### Given task
Could you copy every line from the material below in which "JSON" appears?

### Figure collection entries

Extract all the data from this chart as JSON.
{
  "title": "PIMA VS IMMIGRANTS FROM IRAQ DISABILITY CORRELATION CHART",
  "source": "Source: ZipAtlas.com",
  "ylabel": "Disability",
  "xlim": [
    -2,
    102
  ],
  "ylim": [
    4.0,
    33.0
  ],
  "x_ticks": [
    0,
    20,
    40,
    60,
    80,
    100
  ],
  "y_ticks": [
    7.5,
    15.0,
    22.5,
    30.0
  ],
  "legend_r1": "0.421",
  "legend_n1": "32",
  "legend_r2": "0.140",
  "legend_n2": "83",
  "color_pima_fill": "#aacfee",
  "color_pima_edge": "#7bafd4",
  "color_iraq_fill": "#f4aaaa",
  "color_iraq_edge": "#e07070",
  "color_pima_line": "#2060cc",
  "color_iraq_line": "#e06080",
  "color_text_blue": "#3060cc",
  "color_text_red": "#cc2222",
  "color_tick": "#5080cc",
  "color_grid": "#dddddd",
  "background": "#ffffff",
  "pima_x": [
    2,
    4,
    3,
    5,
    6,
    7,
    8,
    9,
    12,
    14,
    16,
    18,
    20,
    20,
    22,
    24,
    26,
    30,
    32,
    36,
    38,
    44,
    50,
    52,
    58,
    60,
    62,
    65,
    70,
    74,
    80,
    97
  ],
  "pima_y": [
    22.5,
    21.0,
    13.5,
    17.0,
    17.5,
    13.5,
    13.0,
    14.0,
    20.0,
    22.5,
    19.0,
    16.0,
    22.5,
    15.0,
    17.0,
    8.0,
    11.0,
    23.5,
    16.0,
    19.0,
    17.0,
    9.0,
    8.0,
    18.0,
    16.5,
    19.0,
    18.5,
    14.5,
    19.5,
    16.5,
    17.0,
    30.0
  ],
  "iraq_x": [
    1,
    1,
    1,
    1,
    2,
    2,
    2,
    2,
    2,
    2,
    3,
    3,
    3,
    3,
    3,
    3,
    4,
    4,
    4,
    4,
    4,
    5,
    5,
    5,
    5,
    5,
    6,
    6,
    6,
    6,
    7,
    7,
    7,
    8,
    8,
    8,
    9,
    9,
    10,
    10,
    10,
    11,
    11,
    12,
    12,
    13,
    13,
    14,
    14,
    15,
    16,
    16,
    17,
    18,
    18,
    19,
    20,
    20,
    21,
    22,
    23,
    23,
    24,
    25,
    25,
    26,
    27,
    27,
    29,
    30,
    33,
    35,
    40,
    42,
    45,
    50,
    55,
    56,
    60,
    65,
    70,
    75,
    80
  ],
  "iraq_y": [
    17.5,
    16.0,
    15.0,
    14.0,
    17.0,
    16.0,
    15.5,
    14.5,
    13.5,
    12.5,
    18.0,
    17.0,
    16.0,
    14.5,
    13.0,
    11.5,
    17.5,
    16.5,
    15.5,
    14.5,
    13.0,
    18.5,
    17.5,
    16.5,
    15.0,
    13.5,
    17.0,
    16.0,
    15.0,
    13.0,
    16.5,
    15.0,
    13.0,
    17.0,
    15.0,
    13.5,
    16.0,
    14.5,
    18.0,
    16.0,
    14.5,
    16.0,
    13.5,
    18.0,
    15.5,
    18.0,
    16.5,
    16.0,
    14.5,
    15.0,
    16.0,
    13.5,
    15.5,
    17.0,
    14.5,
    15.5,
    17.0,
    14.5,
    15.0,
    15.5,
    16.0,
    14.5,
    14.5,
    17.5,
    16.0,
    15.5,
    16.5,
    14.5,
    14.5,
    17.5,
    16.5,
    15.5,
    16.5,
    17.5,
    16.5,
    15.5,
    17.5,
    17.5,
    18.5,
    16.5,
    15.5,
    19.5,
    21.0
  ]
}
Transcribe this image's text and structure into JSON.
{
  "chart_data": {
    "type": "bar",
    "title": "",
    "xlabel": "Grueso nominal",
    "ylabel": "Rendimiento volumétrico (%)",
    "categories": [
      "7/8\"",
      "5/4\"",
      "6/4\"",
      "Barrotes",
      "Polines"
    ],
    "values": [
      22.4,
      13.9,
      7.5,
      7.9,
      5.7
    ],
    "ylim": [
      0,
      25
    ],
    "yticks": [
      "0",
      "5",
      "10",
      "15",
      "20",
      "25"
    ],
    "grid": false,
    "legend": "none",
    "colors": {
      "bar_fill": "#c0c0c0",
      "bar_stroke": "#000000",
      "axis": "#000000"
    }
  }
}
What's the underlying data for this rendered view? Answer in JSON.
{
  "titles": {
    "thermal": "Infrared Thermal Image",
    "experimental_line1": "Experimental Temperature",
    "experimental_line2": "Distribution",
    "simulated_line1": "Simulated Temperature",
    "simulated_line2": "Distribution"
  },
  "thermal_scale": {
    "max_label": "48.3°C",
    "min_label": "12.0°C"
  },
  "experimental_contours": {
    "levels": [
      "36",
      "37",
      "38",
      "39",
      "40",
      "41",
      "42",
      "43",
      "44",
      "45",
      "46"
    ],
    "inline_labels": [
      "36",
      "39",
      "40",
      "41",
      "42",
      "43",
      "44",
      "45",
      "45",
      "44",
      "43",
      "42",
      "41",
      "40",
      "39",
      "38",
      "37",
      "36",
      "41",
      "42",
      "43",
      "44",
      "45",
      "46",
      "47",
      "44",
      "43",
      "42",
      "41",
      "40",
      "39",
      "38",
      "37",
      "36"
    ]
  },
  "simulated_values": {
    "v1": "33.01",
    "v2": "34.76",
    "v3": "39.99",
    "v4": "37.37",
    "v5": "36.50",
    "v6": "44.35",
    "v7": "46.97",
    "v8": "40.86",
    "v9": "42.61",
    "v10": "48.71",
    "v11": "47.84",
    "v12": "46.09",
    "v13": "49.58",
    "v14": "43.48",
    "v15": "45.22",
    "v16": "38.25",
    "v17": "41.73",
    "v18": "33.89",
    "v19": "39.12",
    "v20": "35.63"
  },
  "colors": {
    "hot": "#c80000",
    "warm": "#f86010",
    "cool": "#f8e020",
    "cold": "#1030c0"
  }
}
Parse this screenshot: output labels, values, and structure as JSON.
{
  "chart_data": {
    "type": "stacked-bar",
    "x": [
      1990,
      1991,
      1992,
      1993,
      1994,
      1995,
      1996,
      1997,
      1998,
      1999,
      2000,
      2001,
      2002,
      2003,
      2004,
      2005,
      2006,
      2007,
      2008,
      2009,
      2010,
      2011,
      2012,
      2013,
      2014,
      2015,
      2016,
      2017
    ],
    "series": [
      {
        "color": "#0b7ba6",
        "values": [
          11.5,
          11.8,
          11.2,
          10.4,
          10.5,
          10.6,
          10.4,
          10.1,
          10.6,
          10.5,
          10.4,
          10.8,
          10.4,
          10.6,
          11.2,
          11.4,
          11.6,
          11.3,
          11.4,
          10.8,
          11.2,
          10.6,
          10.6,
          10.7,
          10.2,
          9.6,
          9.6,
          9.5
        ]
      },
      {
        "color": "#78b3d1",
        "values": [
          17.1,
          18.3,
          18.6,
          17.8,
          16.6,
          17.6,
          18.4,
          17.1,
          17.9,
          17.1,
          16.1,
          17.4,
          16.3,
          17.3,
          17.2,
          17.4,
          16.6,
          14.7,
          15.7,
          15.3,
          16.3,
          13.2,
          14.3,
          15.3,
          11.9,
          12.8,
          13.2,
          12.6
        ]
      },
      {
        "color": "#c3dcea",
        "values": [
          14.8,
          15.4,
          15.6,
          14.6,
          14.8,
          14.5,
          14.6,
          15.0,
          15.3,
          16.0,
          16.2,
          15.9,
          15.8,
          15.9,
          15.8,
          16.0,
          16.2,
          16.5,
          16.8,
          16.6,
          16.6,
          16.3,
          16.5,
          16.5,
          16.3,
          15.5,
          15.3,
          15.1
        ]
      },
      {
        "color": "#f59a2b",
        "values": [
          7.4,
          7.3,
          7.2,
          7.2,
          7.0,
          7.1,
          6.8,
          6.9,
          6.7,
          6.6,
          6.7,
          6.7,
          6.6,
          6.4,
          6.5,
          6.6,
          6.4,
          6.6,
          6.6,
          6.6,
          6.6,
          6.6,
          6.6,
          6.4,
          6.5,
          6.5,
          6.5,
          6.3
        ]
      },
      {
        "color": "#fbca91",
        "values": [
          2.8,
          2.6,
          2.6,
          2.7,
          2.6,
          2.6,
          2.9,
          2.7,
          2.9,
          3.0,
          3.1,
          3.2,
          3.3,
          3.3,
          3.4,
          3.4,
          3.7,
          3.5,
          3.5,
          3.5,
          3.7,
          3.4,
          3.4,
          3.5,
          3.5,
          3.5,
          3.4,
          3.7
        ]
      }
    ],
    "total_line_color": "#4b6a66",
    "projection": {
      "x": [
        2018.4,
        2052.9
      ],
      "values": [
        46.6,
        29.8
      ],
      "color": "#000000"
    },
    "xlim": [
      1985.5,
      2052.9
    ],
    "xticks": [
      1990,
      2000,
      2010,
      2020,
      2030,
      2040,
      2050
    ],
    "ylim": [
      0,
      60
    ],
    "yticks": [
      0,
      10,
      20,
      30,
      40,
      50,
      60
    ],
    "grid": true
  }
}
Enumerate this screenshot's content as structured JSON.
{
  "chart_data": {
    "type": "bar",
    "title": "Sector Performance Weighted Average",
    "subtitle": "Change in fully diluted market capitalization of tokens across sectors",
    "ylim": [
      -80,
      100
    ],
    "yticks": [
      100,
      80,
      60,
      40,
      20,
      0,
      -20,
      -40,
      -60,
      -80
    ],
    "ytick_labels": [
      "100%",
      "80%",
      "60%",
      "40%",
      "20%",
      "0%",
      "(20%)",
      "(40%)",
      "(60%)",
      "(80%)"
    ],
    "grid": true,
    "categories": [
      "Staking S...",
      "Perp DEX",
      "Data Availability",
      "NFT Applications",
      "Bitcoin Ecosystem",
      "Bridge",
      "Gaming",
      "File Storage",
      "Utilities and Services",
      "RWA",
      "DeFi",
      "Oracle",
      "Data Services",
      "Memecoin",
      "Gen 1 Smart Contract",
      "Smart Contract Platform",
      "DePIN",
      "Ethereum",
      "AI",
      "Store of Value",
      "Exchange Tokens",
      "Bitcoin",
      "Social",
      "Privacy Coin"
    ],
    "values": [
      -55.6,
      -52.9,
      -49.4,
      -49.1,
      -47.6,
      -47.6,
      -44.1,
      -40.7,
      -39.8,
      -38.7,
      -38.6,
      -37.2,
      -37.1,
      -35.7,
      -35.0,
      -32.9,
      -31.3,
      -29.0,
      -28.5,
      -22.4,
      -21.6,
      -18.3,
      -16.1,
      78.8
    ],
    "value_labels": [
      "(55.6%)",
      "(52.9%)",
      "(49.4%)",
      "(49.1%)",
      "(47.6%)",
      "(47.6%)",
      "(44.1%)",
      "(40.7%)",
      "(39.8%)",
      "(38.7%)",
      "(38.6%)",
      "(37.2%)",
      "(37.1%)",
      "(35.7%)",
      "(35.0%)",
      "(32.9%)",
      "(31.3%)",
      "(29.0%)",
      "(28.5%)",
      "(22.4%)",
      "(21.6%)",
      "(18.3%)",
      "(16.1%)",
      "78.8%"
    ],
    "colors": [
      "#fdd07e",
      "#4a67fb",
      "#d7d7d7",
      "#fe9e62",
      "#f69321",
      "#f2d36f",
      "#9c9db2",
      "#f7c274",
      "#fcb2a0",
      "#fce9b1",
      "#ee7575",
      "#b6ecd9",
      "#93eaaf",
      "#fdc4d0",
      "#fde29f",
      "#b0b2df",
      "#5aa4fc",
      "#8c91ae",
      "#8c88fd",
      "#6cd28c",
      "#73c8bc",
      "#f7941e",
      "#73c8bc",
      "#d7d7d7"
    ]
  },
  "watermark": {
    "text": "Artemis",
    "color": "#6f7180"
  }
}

### The response
Extract all the data from this chart as JSON.
Transcribe this image's text and structure into JSON.
What's the underlying data for this rendered view? Answer in JSON.
Parse this screenshot: output labels, values, and structure as JSON.
Enumerate this screenshot's content as structured JSON.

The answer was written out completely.